Data:
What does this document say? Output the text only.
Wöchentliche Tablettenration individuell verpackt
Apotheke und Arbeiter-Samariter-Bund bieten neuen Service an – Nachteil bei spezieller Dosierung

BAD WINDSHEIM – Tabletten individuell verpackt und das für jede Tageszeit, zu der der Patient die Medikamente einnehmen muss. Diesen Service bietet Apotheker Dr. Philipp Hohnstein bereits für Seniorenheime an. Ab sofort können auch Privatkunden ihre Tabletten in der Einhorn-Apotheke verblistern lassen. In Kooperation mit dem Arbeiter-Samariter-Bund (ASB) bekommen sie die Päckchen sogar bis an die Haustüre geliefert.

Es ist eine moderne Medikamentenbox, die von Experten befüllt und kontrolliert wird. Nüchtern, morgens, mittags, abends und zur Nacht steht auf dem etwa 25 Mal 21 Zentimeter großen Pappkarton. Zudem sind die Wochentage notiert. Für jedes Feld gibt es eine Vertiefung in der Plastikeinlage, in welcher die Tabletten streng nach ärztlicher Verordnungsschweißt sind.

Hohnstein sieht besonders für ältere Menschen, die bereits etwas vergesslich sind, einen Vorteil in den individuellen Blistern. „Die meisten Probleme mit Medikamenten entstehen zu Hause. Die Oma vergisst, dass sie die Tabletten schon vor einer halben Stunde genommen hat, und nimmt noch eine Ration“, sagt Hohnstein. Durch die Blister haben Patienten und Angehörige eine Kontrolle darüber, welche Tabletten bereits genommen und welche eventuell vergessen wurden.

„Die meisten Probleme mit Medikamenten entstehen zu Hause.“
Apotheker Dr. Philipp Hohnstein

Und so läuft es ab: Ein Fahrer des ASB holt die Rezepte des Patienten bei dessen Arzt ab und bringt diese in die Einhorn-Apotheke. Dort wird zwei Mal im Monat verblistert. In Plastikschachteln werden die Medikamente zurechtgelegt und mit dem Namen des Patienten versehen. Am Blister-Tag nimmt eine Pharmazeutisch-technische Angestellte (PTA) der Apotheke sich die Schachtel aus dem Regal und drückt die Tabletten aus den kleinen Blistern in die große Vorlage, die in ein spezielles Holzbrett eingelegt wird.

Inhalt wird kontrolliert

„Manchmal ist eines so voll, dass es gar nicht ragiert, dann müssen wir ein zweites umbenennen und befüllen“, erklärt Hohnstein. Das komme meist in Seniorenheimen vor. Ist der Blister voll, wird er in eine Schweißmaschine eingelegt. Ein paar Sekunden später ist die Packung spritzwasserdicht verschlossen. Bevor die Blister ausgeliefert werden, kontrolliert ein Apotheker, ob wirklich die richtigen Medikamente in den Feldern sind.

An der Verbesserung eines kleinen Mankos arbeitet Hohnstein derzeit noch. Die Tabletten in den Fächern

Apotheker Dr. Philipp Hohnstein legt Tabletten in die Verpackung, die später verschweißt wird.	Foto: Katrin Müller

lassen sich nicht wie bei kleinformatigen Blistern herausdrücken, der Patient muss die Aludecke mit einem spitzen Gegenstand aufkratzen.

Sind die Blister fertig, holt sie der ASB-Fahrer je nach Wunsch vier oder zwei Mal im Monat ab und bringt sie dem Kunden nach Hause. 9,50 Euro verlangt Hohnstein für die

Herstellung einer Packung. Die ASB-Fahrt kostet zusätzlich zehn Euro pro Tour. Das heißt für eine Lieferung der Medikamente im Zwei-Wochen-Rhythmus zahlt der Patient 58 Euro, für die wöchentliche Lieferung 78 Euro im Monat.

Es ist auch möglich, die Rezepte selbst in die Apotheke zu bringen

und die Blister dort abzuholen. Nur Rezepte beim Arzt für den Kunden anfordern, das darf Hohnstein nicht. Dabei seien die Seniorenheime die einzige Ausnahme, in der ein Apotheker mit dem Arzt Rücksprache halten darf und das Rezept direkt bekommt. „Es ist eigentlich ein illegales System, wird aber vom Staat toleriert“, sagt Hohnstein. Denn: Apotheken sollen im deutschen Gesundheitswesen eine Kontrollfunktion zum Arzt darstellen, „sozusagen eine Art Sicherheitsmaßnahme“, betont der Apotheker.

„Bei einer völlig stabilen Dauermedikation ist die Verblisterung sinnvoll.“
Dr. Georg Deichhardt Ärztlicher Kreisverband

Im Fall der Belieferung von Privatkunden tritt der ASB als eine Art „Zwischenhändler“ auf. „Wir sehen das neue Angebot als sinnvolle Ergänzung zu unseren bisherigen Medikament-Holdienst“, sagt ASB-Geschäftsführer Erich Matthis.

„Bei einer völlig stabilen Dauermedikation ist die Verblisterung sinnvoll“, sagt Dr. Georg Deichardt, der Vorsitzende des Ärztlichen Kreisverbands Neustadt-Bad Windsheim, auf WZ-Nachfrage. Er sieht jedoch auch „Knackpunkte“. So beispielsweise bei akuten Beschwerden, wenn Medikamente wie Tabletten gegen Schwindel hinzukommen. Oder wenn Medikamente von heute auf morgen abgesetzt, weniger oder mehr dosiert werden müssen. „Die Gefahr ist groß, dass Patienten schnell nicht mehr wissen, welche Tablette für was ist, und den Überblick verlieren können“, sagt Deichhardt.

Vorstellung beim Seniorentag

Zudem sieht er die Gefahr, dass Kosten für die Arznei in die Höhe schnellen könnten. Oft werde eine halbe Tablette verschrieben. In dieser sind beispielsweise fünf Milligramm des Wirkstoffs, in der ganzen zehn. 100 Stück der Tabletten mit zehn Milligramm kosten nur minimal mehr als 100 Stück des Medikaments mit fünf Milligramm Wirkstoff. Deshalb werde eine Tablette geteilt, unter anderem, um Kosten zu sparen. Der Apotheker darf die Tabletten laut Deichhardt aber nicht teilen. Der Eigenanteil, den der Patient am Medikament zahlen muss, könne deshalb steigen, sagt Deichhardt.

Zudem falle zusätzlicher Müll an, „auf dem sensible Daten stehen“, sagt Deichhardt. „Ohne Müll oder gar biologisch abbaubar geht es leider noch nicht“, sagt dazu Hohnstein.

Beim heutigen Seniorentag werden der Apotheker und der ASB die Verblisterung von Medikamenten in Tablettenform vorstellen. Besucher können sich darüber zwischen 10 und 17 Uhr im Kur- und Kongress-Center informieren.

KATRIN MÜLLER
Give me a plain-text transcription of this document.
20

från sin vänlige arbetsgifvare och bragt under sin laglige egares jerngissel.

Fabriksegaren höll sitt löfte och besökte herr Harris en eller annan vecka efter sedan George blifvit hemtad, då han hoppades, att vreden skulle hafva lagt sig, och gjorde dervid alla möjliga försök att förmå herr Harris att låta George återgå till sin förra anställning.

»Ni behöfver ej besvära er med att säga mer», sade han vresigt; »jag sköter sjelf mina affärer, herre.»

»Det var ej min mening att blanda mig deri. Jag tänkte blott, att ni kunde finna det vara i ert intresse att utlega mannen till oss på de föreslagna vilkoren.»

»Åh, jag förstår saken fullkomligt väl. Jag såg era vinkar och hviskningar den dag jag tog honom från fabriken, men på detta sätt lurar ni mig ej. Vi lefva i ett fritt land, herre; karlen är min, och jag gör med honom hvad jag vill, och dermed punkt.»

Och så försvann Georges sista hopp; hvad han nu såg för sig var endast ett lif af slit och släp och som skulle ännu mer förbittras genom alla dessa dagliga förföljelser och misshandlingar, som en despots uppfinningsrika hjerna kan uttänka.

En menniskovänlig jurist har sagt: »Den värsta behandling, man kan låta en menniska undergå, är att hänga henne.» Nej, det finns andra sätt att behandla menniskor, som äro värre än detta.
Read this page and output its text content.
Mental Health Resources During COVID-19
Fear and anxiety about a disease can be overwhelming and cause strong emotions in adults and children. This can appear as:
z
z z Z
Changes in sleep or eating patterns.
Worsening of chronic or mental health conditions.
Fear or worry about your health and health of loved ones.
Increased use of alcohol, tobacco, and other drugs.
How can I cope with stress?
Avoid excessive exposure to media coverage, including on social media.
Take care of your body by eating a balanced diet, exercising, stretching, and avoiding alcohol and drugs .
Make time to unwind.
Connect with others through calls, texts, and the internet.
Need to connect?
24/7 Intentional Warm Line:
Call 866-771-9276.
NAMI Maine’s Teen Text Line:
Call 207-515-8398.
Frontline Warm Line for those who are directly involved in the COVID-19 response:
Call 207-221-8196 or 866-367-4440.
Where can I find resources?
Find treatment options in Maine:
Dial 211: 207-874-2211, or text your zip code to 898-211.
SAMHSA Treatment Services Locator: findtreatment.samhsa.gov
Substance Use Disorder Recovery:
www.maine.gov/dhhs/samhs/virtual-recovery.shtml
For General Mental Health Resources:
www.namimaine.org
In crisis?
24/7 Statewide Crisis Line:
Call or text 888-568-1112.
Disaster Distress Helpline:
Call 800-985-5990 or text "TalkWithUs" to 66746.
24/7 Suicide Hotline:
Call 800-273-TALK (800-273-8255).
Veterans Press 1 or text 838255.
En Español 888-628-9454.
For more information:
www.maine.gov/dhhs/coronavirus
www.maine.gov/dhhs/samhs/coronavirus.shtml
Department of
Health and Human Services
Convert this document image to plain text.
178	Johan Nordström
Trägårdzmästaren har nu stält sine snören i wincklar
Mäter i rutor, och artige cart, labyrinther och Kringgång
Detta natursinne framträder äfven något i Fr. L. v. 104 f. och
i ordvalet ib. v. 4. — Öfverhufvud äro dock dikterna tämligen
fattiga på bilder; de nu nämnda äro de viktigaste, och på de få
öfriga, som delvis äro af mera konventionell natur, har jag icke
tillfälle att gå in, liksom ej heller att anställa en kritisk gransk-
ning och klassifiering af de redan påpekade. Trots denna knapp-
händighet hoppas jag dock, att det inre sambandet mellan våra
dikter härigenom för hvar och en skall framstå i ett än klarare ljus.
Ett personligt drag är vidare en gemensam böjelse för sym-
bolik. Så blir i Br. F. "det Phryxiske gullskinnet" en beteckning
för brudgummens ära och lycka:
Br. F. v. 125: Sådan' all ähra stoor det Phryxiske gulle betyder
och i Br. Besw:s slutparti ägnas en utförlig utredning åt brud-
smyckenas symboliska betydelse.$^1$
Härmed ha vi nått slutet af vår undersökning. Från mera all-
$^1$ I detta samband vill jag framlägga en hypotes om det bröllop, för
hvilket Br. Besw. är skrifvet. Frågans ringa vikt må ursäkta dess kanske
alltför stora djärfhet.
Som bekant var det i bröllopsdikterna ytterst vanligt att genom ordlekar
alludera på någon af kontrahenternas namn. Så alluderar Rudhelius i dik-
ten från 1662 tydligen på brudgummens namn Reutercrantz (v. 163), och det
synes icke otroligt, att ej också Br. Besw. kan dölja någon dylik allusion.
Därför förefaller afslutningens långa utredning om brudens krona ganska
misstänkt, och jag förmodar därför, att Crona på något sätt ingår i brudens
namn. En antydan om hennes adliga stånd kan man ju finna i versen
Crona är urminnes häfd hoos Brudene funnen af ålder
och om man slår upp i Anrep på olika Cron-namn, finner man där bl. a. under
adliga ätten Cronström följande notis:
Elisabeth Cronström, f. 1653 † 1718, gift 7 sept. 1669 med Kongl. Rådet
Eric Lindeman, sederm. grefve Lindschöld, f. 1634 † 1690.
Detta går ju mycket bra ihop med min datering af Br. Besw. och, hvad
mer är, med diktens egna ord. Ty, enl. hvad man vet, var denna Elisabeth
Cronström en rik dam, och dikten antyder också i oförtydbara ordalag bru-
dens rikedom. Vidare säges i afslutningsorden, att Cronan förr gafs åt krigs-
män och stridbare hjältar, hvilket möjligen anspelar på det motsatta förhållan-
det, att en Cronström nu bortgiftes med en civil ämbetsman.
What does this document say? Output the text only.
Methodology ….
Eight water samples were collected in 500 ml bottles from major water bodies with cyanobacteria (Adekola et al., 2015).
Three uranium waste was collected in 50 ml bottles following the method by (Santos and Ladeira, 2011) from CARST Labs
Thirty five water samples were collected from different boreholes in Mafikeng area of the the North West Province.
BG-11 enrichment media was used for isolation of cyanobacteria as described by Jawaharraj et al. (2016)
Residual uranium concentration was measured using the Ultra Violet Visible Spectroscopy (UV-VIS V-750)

Problem: Could you copy out every line in the listing where the word "någon" appears?

Final answer:
alludera på någon af kontrahenternas namn. Så alluderar Rudhelius i dik-
synes icke otroligt, att ej också Br. Besw. kan dölja någon dylik allusion.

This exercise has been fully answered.